**What is expected:** Copy the records below exactly as they are written.

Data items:
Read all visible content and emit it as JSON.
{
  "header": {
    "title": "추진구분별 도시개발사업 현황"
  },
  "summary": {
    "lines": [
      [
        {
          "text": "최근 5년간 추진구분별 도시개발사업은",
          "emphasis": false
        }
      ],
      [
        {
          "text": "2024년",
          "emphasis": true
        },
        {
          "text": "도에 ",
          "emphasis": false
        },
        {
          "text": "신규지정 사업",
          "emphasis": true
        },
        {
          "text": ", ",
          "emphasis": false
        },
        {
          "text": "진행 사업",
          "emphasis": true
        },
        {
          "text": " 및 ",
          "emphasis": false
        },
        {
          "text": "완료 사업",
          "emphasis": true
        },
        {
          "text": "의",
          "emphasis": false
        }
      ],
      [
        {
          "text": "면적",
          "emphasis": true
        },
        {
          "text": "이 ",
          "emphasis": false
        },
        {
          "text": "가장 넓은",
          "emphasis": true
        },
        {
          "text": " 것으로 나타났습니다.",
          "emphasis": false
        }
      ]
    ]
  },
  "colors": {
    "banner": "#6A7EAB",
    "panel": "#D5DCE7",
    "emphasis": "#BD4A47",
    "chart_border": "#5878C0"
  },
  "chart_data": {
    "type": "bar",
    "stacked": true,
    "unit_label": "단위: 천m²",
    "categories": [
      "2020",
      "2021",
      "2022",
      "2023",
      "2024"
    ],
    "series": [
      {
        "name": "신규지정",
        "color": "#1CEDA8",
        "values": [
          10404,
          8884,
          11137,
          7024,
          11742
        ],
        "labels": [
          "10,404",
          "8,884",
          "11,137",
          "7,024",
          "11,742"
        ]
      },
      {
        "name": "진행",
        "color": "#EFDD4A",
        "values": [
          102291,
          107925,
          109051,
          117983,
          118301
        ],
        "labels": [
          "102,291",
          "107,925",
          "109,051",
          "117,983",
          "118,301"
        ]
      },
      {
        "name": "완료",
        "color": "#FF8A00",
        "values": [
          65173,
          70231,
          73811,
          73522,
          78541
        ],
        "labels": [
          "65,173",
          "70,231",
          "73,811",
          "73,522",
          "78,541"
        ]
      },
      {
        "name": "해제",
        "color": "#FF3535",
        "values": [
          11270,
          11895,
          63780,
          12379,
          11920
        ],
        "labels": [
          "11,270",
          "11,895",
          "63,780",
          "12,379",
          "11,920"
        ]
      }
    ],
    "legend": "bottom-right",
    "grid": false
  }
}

**Reply:**
Read all visible content and emit it as JSON.
{
  "header": {
    "title": "추진구분별 도시개발사업 현황"
  },
  "summary": {
    "lines": [
      [
        {
          "text": "최근 5년간 추진구분별 도시개발사업은",
          "emphasis": false
        }
      ],
      [
        {
          "text": "2024년",
          "emphasis": true
        },
        {
          "text": "도에 ",
          "emphasis": false
        },
        {
          "text": "신규지정 사업",
          "emphasis": true
        },
        {
          "text": ", ",
          "emphasis": false
        },
        {
          "text": "진행 사업",
          "emphasis": true
        },
        {
          "text": " 및 ",
          "emphasis": false
        },
        {
          "text": "완료 사업",
          "emphasis": true
        },
        {
          "text": "의",
          "emphasis": false
        }
      ],
      [
        {
          "text": "면적",
          "emphasis": true
        },
        {
          "text": "이 ",
          "emphasis": false
        },
        {
          "text": "가장 넓은",
          "emphasis": true
        },
        {
          "text": " 것으로 나타났습니다.",
          "emphasis": false
        }
      ]
    ]
  },
  "colors": {
    "banner": "#6A7EAB",
    "panel": "#D5DCE7",
    "emphasis": "#BD4A47",
    "chart_border": "#5878C0"
  },
  "chart_data": {
    "type": "bar",
    "stacked": true,
    "unit_label": "단위: 천m²",
    "categories": [
      "2020",
      "2021",
      "2022",
      "2023",
      "2024"
    ],
    "series": [
      {
        "name": "신규지정",
        "color": "#1CEDA8",
        "values": [
          10404,
          8884,
          11137,
          7024,
          11742
        ],
        "labels": [
          "10,404",
          "8,884",
          "11,137",
          "7,024",
          "11,742"
        ]
      },
      {
        "name": "진행",
        "color": "#EFDD4A",
        "values": [
          102291,
          107925,
          109051,
          117983,
          118301
        ],
        "labels": [
          "102,291",
          "107,925",
          "109,051",
          "117,983",
          "118,301"
        ]
      },
      {
        "name": "완료",
        "color": "#FF8A00",
        "values": [
          65173,
          70231,
          73811,
          73522,
          78541
        ],
        "labels": [
          "65,173",
          "70,231",
          "73,811",
          "73,522",
          "78,541"
        ]
      },
      {
        "name": "해제",
        "color": "#FF3535",
        "values": [
          11270,
          11895,
          63780,
          12379,
          11920
        ],
        "labels": [
          "11,270",
          "11,895",
          "63,780",
          "12,379",
          "11,920"
        ]
      }
    ],
    "legend": "bottom-right",
    "grid": false
  }
}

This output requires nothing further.